Task details
Present each line of the entries below that holds the word "icon".

■ ■ ■ ■ ■

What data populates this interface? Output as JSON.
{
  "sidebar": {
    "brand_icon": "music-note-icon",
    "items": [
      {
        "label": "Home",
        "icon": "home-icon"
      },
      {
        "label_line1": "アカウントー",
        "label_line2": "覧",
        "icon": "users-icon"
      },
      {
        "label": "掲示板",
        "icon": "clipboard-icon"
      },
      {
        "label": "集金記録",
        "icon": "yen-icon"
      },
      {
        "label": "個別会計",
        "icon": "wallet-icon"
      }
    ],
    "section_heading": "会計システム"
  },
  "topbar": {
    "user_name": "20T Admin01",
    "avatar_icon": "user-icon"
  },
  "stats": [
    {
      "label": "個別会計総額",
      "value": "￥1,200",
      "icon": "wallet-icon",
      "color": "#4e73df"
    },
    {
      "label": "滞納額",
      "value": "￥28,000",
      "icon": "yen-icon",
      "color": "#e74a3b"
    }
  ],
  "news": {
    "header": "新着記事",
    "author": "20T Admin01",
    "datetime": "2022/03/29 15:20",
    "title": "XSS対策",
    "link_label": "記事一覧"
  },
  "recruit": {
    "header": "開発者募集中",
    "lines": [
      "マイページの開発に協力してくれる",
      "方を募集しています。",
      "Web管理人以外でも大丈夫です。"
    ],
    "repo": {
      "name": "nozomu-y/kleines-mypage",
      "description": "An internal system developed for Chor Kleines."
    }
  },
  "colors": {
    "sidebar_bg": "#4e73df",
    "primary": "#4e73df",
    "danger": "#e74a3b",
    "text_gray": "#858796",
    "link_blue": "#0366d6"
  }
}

■ ■ ■ ■ ■

Output of the task
    "brand_icon": "music-note-icon",
        "icon": "home-icon"
        "icon": "users-icon"
        "icon": "clipboard-icon"
        "icon": "yen-icon"
        "icon": "wallet-icon"
    "avatar_icon": "user-icon"
      "icon": "wallet-icon",
      "icon": "yen-icon",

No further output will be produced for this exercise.